======== RECORDS

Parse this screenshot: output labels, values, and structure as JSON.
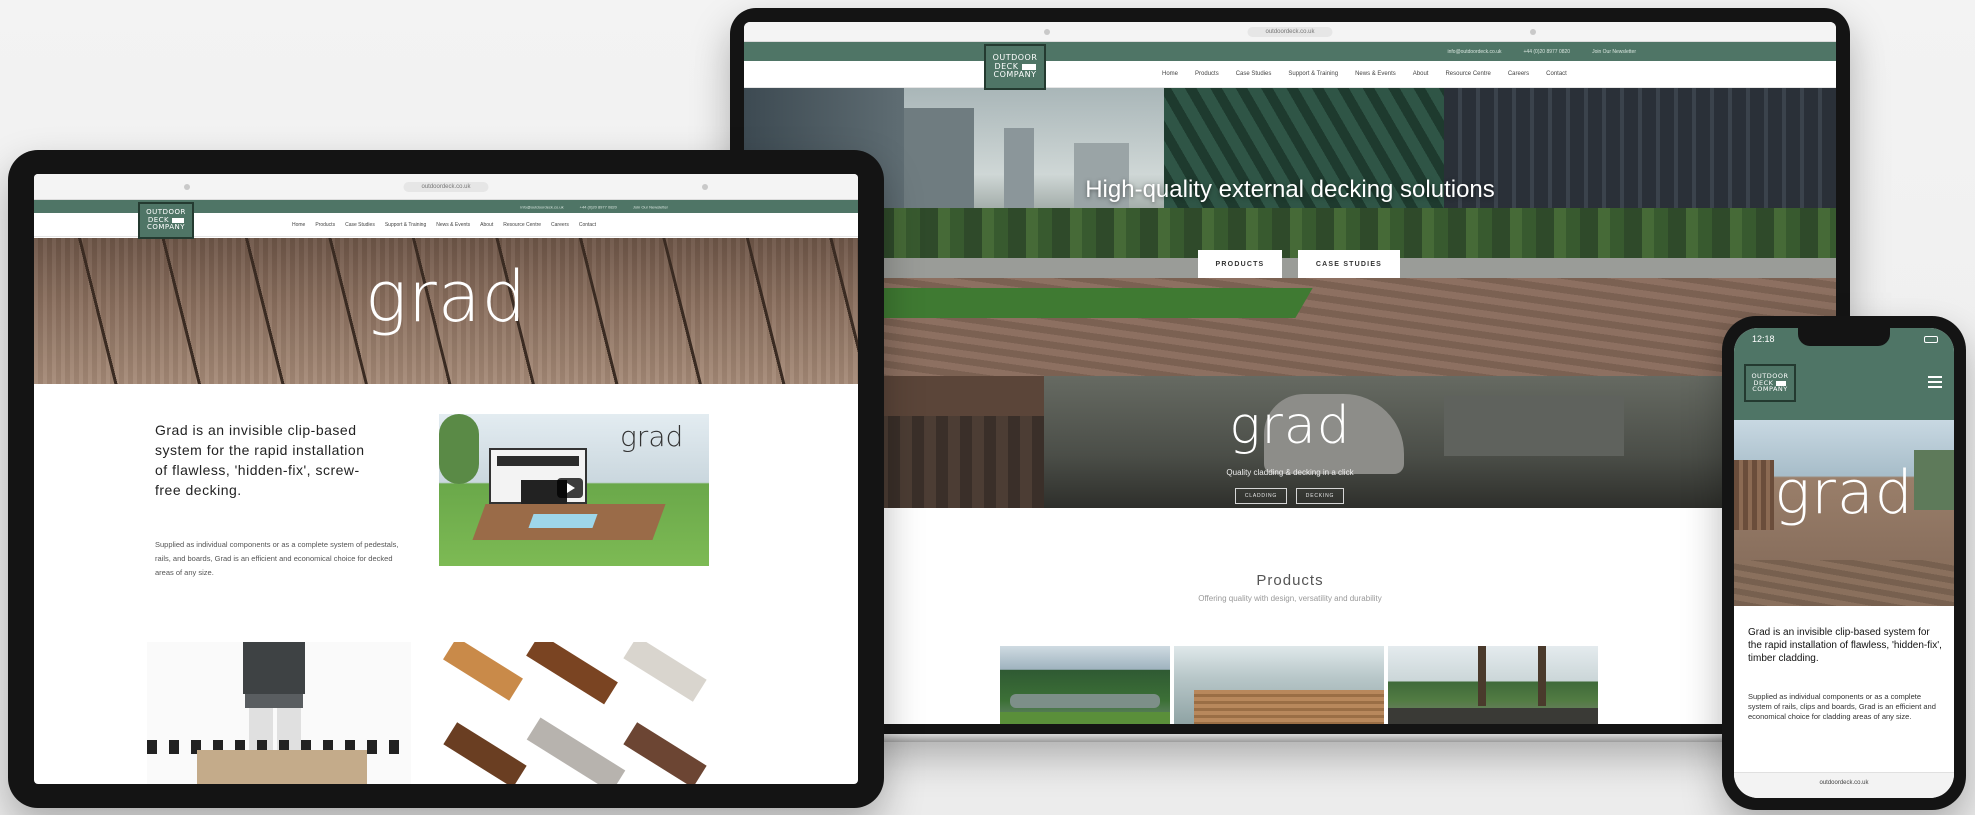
{
  "logo": {
    "line1": "OUTDOOR",
    "line2": "DECK",
    "line3": "COMPANY"
  },
  "browser": {
    "tablet_url": "outdoordeck.co.uk",
    "laptop_url": "outdoordeck.co.uk",
    "phone_url": "outdoordeck.co.uk"
  },
  "topbar": {
    "email": "info@outdoordeck.co.uk",
    "phone": "+44 (0)20 8977 0820",
    "social": "Join Our Newsletter"
  },
  "nav": {
    "items": [
      "Home",
      "Products",
      "Case Studies",
      "Support & Training",
      "News & Events",
      "About",
      "Resource Centre",
      "Careers",
      "Contact"
    ]
  },
  "laptop": {
    "hero_title": "High-quality external decking solutions",
    "btn_products": "PRODUCTS",
    "btn_case_studies": "CASE STUDIES",
    "grad_word": "grad",
    "grad_tagline": "Quality cladding & decking in a click",
    "btn_cladding": "CLADDING",
    "btn_decking": "DECKING",
    "products_title": "Products",
    "products_subtitle": "Offering quality with design, versatility and durability"
  },
  "tablet": {
    "hero_word": "grad",
    "intro_heading": "Grad is an invisible clip-based system for the rapid installation of flawless, 'hidden-fix', screw-free decking.",
    "intro_body": "Supplied as individual components or as a complete system of pedestals, rails, and boards, Grad is an efficient and economical choice for decked areas of any size.",
    "video_logo": "grad"
  },
  "phone": {
    "time": "12:18",
    "hero_word": "grad",
    "intro_heading": "Grad is an invisible clip-based system for the rapid installation of flawless, 'hidden-fix', timber cladding.",
    "intro_body": "Supplied as individual components or as a complete system of rails, clips and boards, Grad is an efficient and economical choice for cladding areas of any size."
  },
  "colors": {
    "brand_green": "#4f7566",
    "brand_dark": "#243a30",
    "device_frame": "#141414"
  }
}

================

Every record above should be written out again without change, except that the pictures are left out.

Parse this screenshot: output labels, values, and structure as JSON.
{
  "logo": {
    "line1": "OUTDOOR",
    "line2": "DECK",
    "line3": "COMPANY"
  },
  "browser": {
    "tablet_url": "outdoordeck.co.uk",
    "laptop_url": "outdoordeck.co.uk",
    "phone_url": "outdoordeck.co.uk"
  },
  "topbar": {
    "email": "info@outdoordeck.co.uk",
    "phone": "+44 (0)20 8977 0820",
    "social": "Join Our Newsletter"
  },
  "nav": {
    "items": [
      "Home",
      "Products",
      "Case Studies",
      "Support & Training",
      "News & Events",
      "About",
      "Resource Centre",
      "Careers",
      "Contact"
    ]
  },
  "laptop": {
    "hero_title": "High-quality external decking solutions",
    "btn_products": "PRODUCTS",
    "btn_case_studies": "CASE STUDIES",
    "grad_word": "grad",
    "grad_tagline": "Quality cladding & decking in a click",
    "btn_cladding": "CLADDING",
    "btn_decking": "DECKING",
    "products_title": "Products",
    "products_subtitle": "Offering quality with design, versatility and durability"
  },
  "tablet": {
    "hero_word": "grad",
    "intro_heading": "Grad is an invisible clip-based system for the rapid installation of flawless, 'hidden-fix', screw-free decking.",
    "intro_body": "Supplied as individual components or as a complete system of pedestals, rails, and boards, Grad is an efficient and economical choice for decked areas of any size.",
    "video_logo": "grad"
  },
  "phone": {
    "time": "12:18",
    "hero_word": "grad",
    "intro_heading": "Grad is an invisible clip-based system for the rapid installation of flawless, 'hidden-fix', timber cladding.",
    "intro_body": "Supplied as individual components or as a complete system of rails, clips and boards, Grad is an efficient and economical choice for cladding areas of any size."
  },
  "colors": {
    "brand_green": "#4f7566",
    "brand_dark": "#243a30",
    "device_frame": "#141414"
  }
}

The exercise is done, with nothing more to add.